_Problem requirements_
Transcribe the lines below verbatim, skipping the images.

**** Extracted material

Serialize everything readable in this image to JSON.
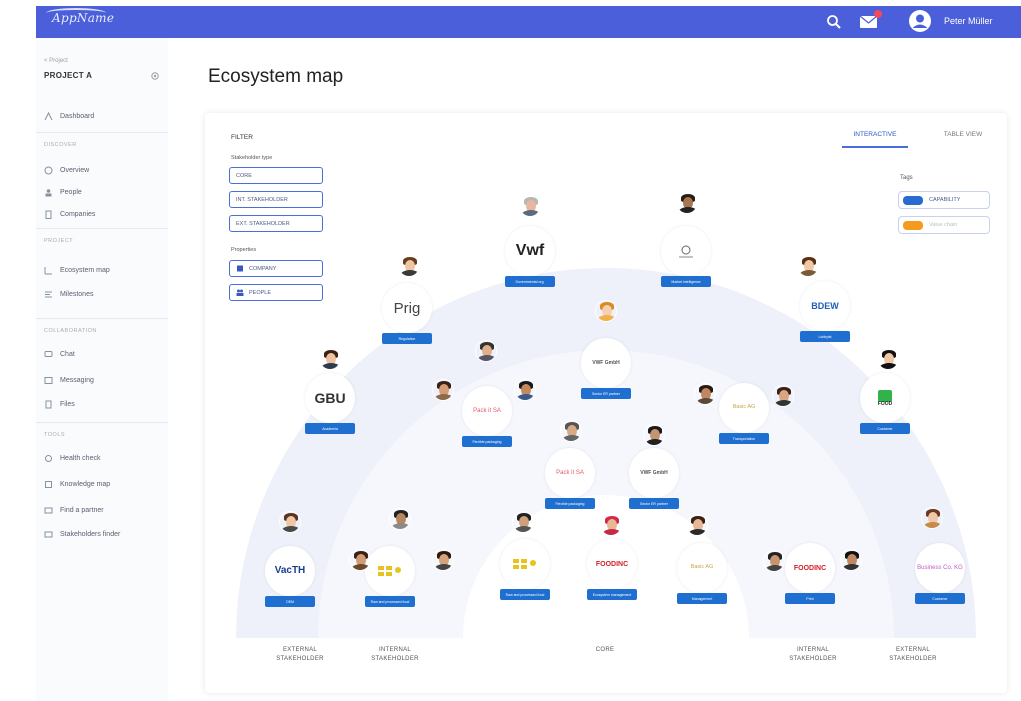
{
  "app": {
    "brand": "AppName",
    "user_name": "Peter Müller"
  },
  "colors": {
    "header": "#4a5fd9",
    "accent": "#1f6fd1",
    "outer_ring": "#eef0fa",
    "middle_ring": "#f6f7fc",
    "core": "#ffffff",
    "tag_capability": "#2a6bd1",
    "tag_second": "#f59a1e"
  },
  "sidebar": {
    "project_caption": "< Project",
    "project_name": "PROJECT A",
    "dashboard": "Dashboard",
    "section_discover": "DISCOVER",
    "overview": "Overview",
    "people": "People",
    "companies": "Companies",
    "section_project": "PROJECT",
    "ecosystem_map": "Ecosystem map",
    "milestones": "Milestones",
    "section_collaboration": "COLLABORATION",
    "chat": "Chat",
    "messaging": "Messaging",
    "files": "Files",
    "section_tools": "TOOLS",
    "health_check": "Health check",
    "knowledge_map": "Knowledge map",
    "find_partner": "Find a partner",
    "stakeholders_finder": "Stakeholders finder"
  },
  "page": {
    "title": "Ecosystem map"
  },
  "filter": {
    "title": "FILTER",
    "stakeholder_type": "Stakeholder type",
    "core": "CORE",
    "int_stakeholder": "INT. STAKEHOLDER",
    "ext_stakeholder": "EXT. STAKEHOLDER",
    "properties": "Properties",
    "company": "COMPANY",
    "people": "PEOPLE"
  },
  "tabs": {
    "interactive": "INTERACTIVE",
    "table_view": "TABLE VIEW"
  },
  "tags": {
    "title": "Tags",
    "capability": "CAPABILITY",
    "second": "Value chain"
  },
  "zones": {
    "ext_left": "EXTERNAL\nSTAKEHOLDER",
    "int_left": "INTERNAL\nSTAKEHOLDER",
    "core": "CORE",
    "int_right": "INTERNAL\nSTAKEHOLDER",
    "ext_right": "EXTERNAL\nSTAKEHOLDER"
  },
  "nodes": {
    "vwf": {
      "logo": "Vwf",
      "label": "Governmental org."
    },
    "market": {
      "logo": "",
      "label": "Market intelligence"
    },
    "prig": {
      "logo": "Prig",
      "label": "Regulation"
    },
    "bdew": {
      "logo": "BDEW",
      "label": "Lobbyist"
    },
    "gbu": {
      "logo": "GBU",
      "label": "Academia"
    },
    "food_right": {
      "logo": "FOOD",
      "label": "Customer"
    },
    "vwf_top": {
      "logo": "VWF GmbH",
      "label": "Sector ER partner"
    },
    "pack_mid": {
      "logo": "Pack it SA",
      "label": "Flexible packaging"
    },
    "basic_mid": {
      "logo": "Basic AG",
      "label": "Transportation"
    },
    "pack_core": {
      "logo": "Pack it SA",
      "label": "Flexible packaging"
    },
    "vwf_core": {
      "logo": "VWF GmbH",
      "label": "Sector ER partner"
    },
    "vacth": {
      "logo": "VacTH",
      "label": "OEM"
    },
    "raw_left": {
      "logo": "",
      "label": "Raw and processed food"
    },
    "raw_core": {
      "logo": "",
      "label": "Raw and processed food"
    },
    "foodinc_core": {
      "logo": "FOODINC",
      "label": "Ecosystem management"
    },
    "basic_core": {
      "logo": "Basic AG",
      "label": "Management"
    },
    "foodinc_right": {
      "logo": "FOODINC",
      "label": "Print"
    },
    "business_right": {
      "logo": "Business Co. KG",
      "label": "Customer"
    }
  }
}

********

_Final answer_
Serialize everything readable in this image to JSON.
{
  "app": {
    "brand": "AppName",
    "user_name": "Peter Müller"
  },
  "colors": {
    "header": "#4a5fd9",
    "accent": "#1f6fd1",
    "outer_ring": "#eef0fa",
    "middle_ring": "#f6f7fc",
    "core": "#ffffff",
    "tag_capability": "#2a6bd1",
    "tag_second": "#f59a1e"
  },
  "sidebar": {
    "project_caption": "< Project",
    "project_name": "PROJECT A",
    "dashboard": "Dashboard",
    "section_discover": "DISCOVER",
    "overview": "Overview",
    "people": "People",
    "companies": "Companies",
    "section_project": "PROJECT",
    "ecosystem_map": "Ecosystem map",
    "milestones": "Milestones",
    "section_collaboration": "COLLABORATION",
    "chat": "Chat",
    "messaging": "Messaging",
    "files": "Files",
    "section_tools": "TOOLS",
    "health_check": "Health check",
    "knowledge_map": "Knowledge map",
    "find_partner": "Find a partner",
    "stakeholders_finder": "Stakeholders finder"
  },
  "page": {
    "title": "Ecosystem map"
  },
  "filter": {
    "title": "FILTER",
    "stakeholder_type": "Stakeholder type",
    "core": "CORE",
    "int_stakeholder": "INT. STAKEHOLDER",
    "ext_stakeholder": "EXT. STAKEHOLDER",
    "properties": "Properties",
    "company": "COMPANY",
    "people": "PEOPLE"
  },
  "tabs": {
    "interactive": "INTERACTIVE",
    "table_view": "TABLE VIEW"
  },
  "tags": {
    "title": "Tags",
    "capability": "CAPABILITY",
    "second": "Value chain"
  },
  "zones": {
    "ext_left": "EXTERNAL\nSTAKEHOLDER",
    "int_left": "INTERNAL\nSTAKEHOLDER",
    "core": "CORE",
    "int_right": "INTERNAL\nSTAKEHOLDER",
    "ext_right": "EXTERNAL\nSTAKEHOLDER"
  },
  "nodes": {
    "vwf": {
      "logo": "Vwf",
      "label": "Governmental org."
    },
    "market": {
      "logo": "",
      "label": "Market intelligence"
    },
    "prig": {
      "logo": "Prig",
      "label": "Regulation"
    },
    "bdew": {
      "logo": "BDEW",
      "label": "Lobbyist"
    },
    "gbu": {
      "logo": "GBU",
      "label": "Academia"
    },
    "food_right": {
      "logo": "FOOD",
      "label": "Customer"
    },
    "vwf_top": {
      "logo": "VWF GmbH",
      "label": "Sector ER partner"
    },
    "pack_mid": {
      "logo": "Pack it SA",
      "label": "Flexible packaging"
    },
    "basic_mid": {
      "logo": "Basic AG",
      "label": "Transportation"
    },
    "pack_core": {
      "logo": "Pack it SA",
      "label": "Flexible packaging"
    },
    "vwf_core": {
      "logo": "VWF GmbH",
      "label": "Sector ER partner"
    },
    "vacth": {
      "logo": "VacTH",
      "label": "OEM"
    },
    "raw_left": {
      "logo": "",
      "label": "Raw and processed food"
    },
    "raw_core": {
      "logo": "",
      "label": "Raw and processed food"
    },
    "foodinc_core": {
      "logo": "FOODINC",
      "label": "Ecosystem management"
    },
    "basic_core": {
      "logo": "Basic AG",
      "label": "Management"
    },
    "foodinc_right": {
      "logo": "FOODINC",
      "label": "Print"
    },
    "business_right": {
      "logo": "Business Co. KG",
      "label": "Customer"
    }
  }
}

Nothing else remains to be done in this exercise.